▸ What is expected
Give the number of lines holding the string "heading", and nothing else.

▸ Record set

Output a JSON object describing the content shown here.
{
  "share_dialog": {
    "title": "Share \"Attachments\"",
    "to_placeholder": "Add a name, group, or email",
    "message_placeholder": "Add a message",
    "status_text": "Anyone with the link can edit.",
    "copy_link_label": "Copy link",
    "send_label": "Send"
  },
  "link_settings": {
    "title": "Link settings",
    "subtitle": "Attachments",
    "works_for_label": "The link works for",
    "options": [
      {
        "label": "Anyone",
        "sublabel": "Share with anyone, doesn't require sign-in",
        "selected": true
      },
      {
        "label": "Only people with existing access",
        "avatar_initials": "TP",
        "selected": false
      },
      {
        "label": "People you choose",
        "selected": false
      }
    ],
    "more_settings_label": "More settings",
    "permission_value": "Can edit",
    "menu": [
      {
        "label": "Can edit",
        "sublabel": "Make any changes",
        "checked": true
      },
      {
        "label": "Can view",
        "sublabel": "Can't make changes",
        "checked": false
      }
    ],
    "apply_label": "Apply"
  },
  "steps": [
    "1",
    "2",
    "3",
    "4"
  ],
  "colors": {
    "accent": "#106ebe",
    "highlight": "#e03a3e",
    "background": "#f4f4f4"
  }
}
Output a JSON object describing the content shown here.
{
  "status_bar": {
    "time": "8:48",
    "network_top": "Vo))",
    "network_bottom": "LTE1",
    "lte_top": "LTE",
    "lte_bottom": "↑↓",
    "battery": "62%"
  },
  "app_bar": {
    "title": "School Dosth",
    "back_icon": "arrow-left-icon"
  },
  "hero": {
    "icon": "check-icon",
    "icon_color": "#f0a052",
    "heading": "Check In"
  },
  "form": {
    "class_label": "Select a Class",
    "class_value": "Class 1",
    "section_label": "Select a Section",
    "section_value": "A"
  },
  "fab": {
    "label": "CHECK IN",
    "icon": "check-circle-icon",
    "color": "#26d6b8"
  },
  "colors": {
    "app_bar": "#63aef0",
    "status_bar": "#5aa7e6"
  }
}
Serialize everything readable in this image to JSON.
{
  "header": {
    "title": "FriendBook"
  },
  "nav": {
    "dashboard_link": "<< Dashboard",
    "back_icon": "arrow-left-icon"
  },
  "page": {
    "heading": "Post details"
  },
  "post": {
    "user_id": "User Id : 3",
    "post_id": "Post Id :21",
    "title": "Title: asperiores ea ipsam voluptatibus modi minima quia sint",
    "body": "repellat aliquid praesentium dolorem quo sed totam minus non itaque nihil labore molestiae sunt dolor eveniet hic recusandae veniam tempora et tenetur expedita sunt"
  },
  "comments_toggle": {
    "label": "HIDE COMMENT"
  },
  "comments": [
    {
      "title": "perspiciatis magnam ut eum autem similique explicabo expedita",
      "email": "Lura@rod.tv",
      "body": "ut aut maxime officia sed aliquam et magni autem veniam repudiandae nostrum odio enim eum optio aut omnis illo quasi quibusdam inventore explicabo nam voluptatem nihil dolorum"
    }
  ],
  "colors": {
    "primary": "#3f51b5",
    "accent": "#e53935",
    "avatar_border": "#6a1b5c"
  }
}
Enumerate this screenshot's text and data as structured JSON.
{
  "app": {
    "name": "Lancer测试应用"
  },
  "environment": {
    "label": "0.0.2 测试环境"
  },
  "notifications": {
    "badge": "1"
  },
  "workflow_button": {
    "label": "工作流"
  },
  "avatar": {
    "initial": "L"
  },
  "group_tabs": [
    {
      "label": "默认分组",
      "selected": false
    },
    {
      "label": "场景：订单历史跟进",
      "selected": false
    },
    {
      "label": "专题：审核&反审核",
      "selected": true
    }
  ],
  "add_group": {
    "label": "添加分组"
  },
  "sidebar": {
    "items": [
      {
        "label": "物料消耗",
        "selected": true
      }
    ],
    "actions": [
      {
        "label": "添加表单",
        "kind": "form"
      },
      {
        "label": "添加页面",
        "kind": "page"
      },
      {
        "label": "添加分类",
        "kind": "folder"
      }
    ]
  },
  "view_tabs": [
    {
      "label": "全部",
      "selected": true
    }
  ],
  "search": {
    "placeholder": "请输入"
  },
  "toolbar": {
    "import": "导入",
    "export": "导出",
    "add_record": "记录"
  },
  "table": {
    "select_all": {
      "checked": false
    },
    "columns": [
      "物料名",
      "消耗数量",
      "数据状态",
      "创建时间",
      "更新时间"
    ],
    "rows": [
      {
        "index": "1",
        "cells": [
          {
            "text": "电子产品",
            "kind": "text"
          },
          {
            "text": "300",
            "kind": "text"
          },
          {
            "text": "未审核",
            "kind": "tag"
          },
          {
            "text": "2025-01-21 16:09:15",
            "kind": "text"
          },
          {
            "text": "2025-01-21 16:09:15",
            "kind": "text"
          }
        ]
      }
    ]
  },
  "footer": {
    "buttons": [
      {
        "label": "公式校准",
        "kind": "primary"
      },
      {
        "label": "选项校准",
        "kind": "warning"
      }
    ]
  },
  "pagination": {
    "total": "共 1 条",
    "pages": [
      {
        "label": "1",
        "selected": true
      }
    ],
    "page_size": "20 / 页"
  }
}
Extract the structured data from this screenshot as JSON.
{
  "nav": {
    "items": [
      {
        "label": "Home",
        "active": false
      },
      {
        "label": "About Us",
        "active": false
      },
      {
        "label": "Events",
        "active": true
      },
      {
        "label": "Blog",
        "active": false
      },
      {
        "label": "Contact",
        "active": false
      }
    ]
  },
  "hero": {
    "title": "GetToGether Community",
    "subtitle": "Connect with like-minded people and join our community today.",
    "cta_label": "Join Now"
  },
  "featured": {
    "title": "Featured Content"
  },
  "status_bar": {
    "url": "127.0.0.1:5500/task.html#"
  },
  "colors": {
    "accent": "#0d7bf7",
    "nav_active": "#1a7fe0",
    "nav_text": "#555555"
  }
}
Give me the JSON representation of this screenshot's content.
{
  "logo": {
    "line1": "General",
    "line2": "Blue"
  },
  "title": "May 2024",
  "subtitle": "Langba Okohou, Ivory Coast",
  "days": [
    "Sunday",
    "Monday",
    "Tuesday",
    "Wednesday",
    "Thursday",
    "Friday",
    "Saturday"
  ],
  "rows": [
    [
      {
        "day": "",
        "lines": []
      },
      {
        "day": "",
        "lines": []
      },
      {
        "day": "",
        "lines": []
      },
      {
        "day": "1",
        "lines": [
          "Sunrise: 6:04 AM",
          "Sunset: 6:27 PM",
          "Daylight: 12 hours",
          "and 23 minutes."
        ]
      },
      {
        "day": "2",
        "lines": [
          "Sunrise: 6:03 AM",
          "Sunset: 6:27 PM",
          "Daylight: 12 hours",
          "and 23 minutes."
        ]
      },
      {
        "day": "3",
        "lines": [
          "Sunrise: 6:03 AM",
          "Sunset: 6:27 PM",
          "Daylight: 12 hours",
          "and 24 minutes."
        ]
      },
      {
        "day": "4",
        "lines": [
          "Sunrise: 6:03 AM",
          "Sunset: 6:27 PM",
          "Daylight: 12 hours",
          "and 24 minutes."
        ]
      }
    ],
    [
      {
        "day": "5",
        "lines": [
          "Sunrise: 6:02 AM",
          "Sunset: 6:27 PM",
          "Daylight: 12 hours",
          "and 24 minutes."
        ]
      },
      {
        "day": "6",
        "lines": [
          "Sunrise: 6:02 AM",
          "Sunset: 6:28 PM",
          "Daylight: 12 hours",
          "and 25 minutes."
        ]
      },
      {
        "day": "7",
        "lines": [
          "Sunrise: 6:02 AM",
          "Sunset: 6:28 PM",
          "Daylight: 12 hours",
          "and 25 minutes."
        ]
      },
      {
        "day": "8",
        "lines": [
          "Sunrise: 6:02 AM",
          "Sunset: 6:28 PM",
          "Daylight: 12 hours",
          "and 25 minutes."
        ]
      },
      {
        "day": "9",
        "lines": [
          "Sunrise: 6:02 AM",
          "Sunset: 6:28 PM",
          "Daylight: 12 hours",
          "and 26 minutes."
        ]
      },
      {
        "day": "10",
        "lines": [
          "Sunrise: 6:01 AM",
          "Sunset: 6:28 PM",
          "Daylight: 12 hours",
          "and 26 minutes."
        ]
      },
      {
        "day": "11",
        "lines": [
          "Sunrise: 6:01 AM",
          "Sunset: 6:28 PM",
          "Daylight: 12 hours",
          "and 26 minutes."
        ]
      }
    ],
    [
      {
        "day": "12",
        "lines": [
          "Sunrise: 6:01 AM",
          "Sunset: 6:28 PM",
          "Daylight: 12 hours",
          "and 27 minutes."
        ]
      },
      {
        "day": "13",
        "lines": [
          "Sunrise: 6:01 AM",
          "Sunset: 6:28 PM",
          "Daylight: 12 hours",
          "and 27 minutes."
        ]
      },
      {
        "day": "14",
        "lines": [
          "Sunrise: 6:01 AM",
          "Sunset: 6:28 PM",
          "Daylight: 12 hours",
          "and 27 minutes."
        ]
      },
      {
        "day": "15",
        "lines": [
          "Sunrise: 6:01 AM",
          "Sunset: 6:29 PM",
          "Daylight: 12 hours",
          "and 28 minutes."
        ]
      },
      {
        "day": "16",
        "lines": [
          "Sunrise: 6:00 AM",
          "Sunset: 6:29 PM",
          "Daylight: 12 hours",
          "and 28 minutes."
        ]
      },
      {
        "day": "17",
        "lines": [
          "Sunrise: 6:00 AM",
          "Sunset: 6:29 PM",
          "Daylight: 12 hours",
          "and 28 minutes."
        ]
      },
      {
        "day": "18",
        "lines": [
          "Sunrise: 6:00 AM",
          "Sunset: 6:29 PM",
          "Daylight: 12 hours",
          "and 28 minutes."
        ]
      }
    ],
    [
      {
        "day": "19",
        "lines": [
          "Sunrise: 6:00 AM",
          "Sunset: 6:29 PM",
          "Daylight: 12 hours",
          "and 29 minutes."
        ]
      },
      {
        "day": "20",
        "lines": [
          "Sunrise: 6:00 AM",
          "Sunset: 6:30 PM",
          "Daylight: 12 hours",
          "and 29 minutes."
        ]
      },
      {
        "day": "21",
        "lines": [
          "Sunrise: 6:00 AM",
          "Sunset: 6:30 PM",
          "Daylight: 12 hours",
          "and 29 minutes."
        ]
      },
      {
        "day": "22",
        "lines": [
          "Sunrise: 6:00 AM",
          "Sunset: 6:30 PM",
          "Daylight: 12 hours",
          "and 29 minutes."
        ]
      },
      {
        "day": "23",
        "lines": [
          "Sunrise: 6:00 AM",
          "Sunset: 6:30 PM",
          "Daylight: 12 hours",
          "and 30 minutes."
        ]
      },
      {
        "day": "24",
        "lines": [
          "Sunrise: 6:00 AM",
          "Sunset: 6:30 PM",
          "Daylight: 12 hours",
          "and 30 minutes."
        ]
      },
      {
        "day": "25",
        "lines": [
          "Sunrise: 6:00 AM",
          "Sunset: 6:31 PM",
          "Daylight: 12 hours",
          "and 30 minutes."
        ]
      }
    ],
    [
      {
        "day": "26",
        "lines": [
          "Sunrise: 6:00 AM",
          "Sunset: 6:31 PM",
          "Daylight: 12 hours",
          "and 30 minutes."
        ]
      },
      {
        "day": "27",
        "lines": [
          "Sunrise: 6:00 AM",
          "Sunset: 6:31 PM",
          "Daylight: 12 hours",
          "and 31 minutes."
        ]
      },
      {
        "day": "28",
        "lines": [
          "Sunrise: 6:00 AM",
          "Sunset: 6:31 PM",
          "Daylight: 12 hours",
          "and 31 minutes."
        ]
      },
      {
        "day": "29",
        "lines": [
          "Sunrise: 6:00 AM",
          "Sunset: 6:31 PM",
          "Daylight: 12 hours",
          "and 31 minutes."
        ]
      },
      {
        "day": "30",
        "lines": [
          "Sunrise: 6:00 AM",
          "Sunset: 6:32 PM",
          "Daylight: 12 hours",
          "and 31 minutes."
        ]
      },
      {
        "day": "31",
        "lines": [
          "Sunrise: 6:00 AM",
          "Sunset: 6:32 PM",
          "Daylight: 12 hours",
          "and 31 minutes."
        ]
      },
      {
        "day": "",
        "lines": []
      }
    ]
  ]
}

▸ Answer to the problem
2